YOUR INSTRUCTIONS. Pull every line of the entries that has the word "xlabel".

>> Start

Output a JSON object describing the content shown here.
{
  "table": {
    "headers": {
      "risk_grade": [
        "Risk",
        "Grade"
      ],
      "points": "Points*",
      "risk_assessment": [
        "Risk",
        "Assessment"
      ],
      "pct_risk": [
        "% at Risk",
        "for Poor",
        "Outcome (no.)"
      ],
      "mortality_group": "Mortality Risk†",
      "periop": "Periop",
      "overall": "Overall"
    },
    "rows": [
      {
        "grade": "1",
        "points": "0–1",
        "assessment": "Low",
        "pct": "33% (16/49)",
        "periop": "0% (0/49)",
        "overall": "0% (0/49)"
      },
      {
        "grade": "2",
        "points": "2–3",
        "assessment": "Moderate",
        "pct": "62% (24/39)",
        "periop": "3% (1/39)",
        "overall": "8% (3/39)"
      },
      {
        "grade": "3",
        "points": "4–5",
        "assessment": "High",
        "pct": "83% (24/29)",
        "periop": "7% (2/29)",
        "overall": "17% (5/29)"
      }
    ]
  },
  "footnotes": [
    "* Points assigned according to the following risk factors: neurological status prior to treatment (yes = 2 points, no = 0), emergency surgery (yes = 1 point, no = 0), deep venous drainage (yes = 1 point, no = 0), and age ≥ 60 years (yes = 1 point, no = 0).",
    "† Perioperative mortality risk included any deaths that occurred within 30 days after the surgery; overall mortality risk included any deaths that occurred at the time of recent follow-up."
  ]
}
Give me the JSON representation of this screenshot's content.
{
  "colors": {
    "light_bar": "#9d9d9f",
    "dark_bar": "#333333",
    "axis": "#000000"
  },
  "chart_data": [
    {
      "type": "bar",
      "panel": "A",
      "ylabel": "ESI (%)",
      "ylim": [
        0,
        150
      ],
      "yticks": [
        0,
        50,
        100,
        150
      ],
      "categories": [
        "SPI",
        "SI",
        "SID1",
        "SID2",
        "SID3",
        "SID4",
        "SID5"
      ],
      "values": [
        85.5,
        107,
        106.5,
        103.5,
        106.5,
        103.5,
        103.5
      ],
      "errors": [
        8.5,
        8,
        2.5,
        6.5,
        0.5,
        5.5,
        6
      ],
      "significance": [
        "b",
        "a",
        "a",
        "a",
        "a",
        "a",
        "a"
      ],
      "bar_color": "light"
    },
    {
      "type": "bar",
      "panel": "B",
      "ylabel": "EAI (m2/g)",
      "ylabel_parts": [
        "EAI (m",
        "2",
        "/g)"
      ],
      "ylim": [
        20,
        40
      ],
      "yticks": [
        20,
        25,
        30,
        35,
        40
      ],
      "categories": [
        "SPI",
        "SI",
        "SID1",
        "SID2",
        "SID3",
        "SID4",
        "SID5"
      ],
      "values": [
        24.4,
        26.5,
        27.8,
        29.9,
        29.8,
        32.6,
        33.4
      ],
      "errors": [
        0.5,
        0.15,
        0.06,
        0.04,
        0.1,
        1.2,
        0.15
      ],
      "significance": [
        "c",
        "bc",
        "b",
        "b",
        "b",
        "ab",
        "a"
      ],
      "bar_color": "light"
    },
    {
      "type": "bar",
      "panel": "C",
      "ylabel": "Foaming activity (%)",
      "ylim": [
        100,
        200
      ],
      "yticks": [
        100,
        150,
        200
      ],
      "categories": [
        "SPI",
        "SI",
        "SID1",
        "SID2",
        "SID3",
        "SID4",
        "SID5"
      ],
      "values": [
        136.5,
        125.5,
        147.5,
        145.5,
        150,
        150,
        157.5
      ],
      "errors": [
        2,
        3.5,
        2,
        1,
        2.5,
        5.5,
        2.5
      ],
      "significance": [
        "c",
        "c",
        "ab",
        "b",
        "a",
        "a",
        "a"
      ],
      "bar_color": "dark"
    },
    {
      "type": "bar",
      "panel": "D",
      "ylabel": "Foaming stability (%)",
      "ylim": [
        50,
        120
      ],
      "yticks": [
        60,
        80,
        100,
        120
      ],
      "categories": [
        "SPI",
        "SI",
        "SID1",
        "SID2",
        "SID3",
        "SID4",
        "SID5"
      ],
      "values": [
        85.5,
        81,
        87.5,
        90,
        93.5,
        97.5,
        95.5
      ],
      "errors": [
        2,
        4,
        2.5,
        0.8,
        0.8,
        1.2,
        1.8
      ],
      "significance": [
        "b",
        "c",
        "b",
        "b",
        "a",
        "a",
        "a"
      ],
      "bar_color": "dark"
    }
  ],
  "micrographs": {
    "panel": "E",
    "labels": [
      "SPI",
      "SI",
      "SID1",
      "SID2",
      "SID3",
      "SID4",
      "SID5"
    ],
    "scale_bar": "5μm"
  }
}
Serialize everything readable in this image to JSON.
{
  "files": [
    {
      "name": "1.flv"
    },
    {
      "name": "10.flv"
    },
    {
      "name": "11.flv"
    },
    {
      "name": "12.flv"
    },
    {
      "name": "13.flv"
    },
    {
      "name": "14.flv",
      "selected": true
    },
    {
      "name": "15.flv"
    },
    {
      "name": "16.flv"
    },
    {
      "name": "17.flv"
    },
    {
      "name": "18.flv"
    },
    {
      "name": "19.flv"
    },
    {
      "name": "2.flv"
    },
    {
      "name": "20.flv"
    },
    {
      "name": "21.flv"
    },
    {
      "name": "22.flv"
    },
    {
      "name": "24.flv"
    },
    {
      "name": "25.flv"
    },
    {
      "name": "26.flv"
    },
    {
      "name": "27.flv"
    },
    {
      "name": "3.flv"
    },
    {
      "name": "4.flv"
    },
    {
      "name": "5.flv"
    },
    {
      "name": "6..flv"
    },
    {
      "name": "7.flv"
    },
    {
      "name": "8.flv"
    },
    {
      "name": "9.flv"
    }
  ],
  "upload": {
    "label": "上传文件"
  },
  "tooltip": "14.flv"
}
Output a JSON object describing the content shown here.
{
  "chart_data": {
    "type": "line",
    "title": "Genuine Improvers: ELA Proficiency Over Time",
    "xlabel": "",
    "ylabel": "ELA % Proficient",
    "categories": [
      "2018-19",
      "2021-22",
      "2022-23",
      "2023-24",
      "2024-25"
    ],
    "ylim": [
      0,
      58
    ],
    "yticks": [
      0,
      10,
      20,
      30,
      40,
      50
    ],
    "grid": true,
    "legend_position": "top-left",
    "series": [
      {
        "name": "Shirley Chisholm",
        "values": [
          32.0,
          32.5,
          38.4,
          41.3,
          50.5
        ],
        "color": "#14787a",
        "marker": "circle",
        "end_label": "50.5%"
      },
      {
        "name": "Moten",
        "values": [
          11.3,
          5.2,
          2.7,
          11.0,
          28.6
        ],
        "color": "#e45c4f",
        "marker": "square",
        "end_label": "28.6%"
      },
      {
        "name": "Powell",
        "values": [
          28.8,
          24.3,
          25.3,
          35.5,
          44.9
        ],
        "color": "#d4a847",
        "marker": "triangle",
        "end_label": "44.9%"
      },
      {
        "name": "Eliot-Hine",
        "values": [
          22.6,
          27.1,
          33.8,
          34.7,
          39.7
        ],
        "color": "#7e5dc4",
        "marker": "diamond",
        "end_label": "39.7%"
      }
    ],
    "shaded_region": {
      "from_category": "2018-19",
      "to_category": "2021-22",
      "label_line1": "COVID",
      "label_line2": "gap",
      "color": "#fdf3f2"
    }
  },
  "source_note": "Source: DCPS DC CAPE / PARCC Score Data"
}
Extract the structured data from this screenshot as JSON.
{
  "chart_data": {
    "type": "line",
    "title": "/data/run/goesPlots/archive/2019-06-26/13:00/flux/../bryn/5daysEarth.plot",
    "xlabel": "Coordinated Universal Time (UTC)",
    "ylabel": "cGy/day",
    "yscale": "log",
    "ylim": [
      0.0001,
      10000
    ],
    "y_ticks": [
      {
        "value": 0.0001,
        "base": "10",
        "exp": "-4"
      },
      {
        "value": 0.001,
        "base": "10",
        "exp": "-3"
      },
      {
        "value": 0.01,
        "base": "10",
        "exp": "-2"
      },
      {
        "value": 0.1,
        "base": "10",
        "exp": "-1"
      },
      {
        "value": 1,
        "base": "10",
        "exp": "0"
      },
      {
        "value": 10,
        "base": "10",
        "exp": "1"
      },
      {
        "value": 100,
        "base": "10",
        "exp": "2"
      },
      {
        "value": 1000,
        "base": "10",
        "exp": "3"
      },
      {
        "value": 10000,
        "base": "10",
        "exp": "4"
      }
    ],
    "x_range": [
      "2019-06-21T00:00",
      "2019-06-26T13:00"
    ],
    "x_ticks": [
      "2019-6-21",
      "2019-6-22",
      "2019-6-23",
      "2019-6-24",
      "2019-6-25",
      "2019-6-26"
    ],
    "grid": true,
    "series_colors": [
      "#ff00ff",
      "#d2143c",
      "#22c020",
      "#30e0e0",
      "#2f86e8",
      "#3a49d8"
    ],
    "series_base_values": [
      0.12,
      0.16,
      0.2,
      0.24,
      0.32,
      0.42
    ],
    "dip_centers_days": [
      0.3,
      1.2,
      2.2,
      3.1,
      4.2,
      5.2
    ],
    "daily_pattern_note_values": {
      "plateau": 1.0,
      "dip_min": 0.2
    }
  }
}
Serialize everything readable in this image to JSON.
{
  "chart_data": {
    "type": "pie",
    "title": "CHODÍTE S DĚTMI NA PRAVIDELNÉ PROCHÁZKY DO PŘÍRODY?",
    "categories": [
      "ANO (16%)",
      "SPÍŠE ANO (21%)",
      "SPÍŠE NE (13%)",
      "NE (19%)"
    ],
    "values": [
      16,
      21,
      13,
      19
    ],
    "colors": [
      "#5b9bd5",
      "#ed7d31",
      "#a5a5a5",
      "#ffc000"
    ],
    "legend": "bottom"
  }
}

>> End

EXERCISE RESPONSE.
    "xlabel": "",
    "xlabel": "Coordinated Universal Time (UTC)",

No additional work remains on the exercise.